◆ STATED EXERCISE
Read the records below and copy each line that contains "ahamiyatini".

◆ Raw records
## start

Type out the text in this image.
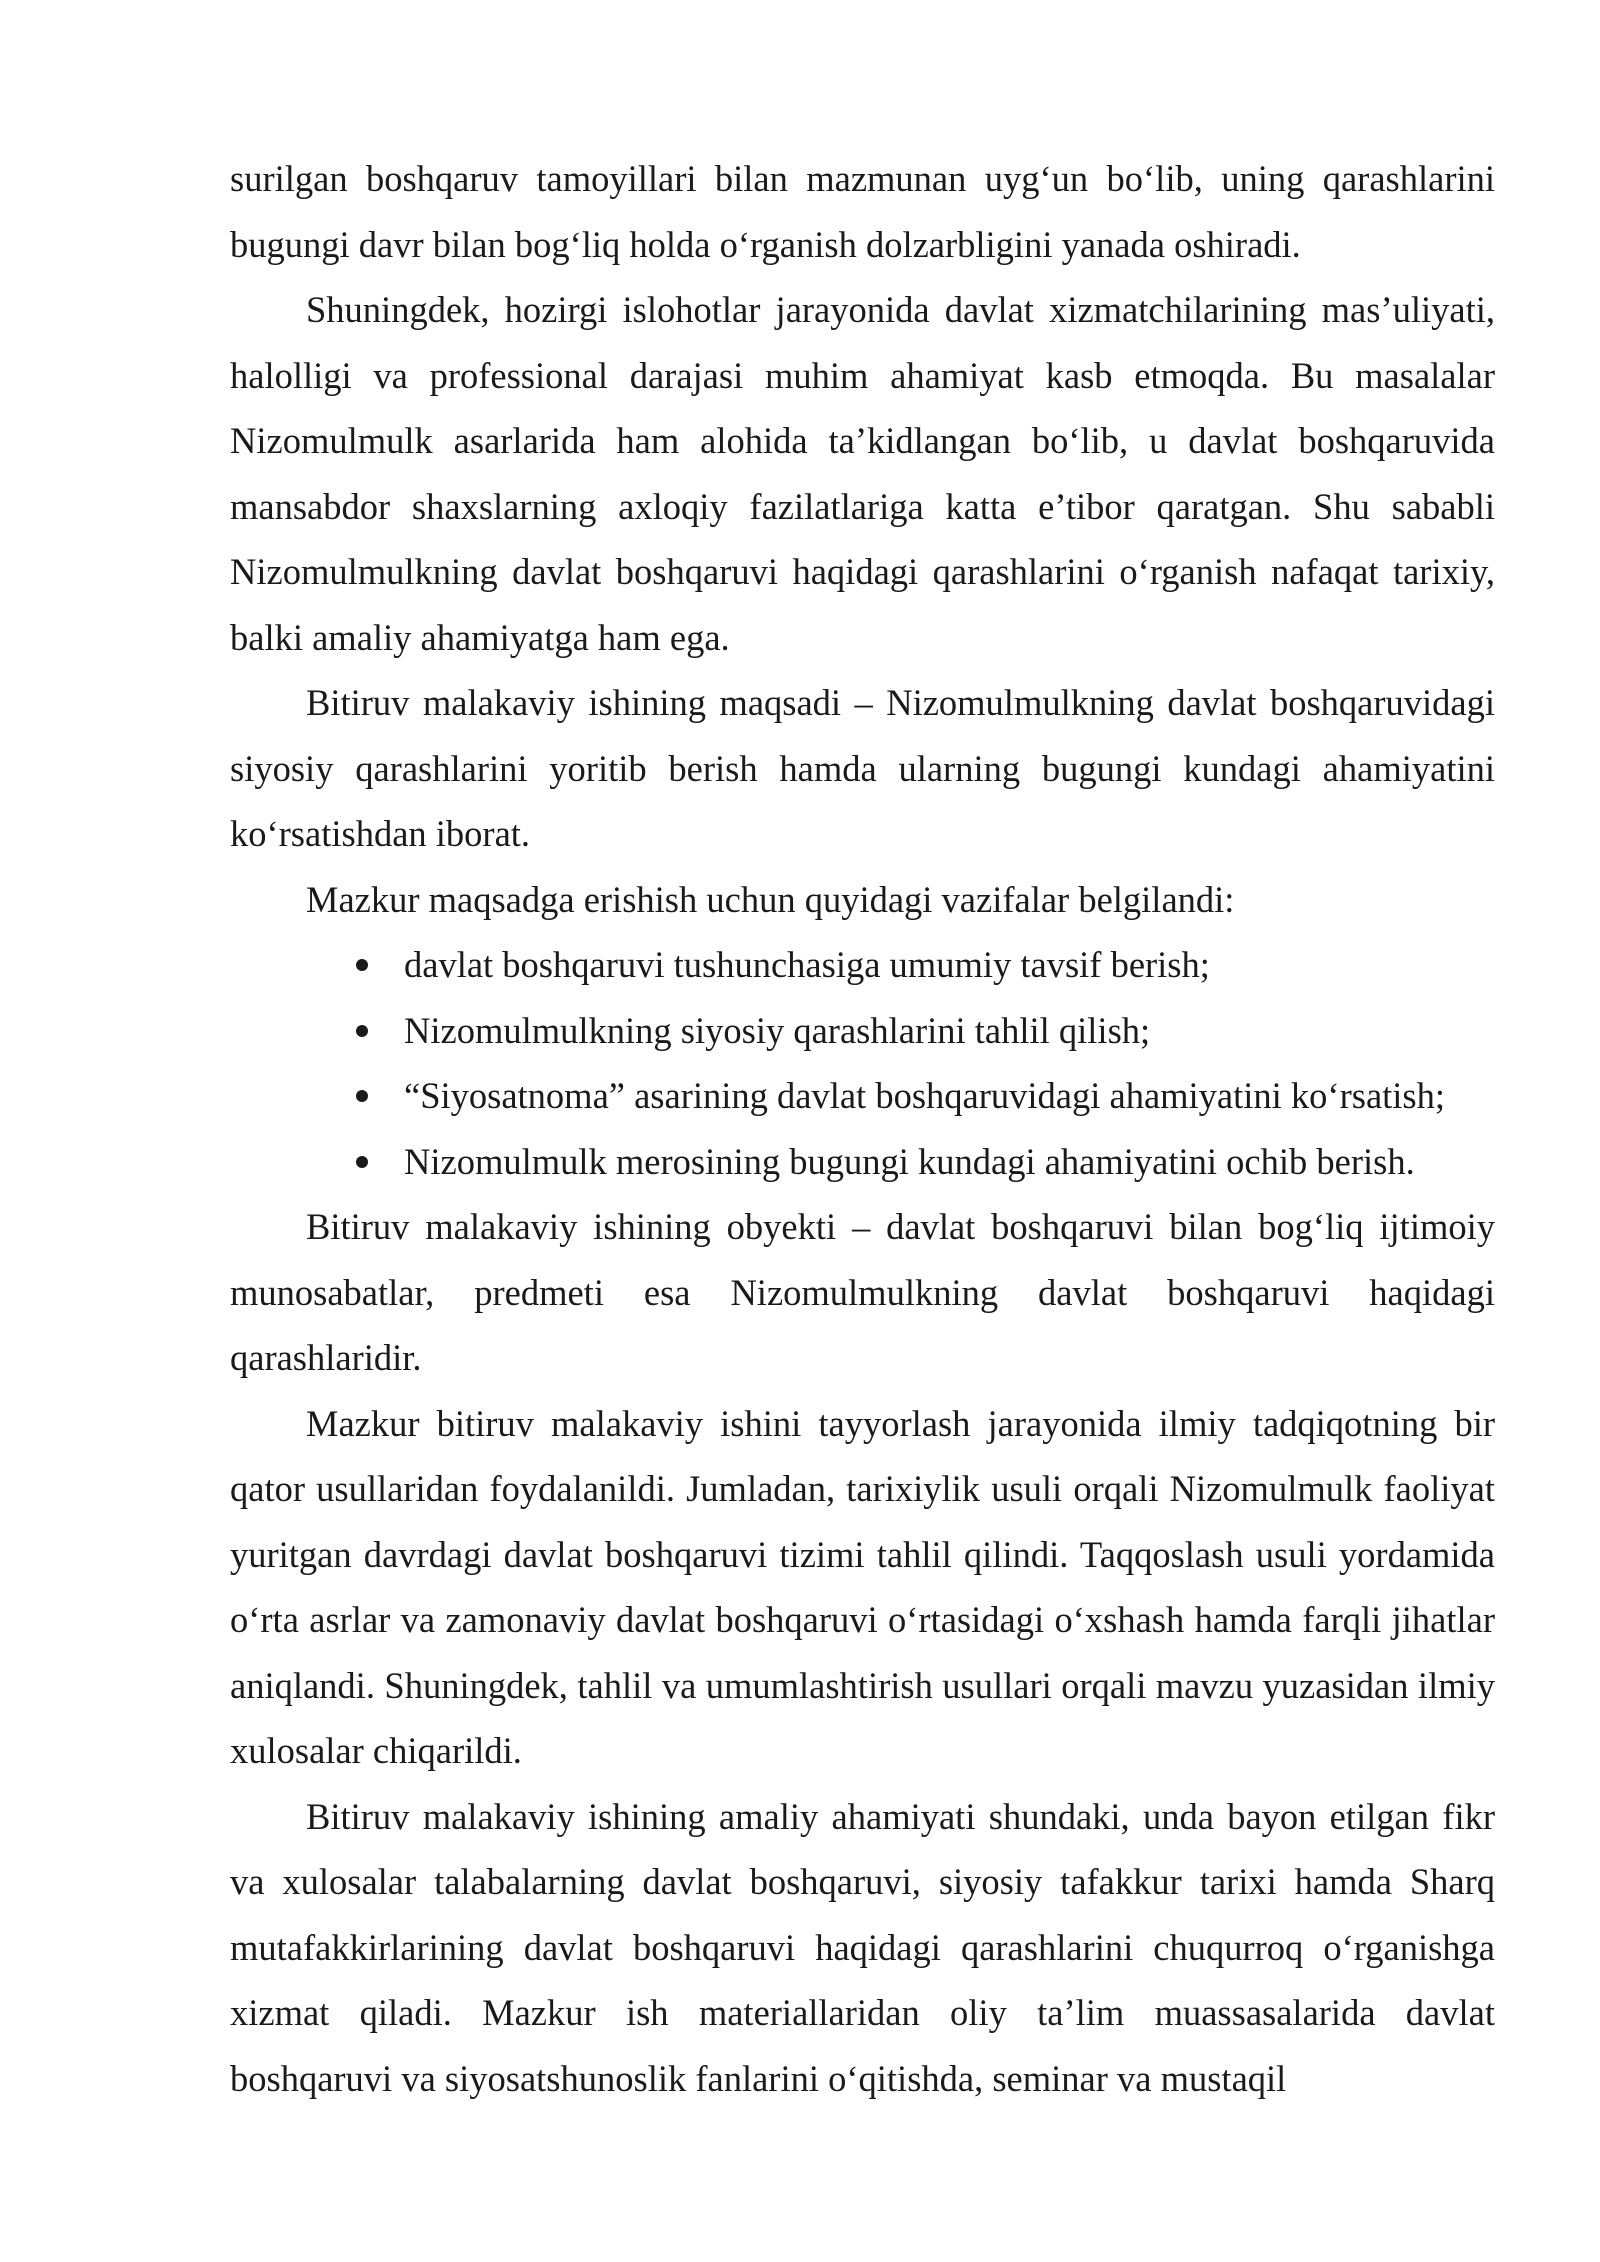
surilgan boshqaruv tamoyillari bilan mazmunan uyg‘un bo‘lib, uning qarashlarini bugungi davr bilan bog‘liq holda o‘rganish dolzarbligini yanada oshiradi.

Shuningdek, hozirgi islohotlar jarayonida davlat xizmatchilarining mas’uliyati, halolligi va professional darajasi muhim ahamiyat kasb etmoqda. Bu masalalar Nizomulmulk asarlarida ham alohida ta’kidlangan bo‘lib, u davlat boshqaruvida mansabdor shaxslarning axloqiy fazilatlariga katta e’tibor qaratgan. Shu sababli Nizomulmulkning davlat boshqaruvi haqidagi qarashlarini o‘rganish nafaqat tarixiy, balki amaliy ahamiyatga ham ega.

Bitiruv malakaviy ishining maqsadi – Nizomulmulkning davlat boshqaruvidagi siyosiy qarashlarini yoritib berish hamda ularning bugungi kundagi ahamiyatini ko‘rsatishdan iborat.

Mazkur maqsadga erishish uchun quyidagi vazifalar belgilandi:

davlat boshqaruvi tushunchasiga umumiy tavsif berish;
Nizomulmulkning siyosiy qarashlarini tahlil qilish;
“Siyosatnoma” asarining davlat boshqaruvidagi ahamiyatini ko‘rsatish;
Nizomulmulk merosining bugungi kundagi ahamiyatini ochib berish.

Bitiruv malakaviy ishining obyekti – davlat boshqaruvi bilan bog‘liq ijtimoiy munosabatlar, predmeti esa Nizomulmulkning davlat boshqaruvi haqidagi qarashlaridir.

Mazkur bitiruv malakaviy ishini tayyorlash jarayonida ilmiy tadqiqotning bir qator usullaridan foydalanildi. Jumladan, tarixiylik usuli orqali Nizomulmulk faoliyat yuritgan davrdagi davlat boshqaruvi tizimi tahlil qilindi. Taqqoslash usuli yordamida o‘rta asrlar va zamonaviy davlat boshqaruvi o‘rtasidagi o‘xshash hamda farqli jihatlar aniqlandi. Shuningdek, tahlil va umumlashtirish usullari orqali mavzu yuzasidan ilmiy xulosalar chiqarildi.

Bitiruv malakaviy ishining amaliy ahamiyati shundaki, unda bayon etilgan fikr va xulosalar talabalarning davlat boshqaruvi, siyosiy tafakkur tarixi hamda Sharq mutafakkirlarining davlat boshqaruvi haqidagi qarashlarini chuqurroq o‘rganishga xizmat qiladi. Mazkur ish materiallaridan oliy ta’lim muassasalarida davlat boshqaruvi va siyosatshunoslik fanlarini o‘qitishda, seminar va mustaqil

## end

◆ REPLY
Bitiruv malakaviy ishining maqsadi – Nizomulmulkning davlat boshqaruvidagi siyosiy qarashlarini yoritib berish hamda ularning bugungi kundagi ahamiyatini ko‘rsatishdan iborat.
“Siyosatnoma” asarining davlat boshqaruvidagi ahamiyatini ko‘rsatish;
Nizomulmulk merosining bugungi kundagi ahamiyatini ochib berish.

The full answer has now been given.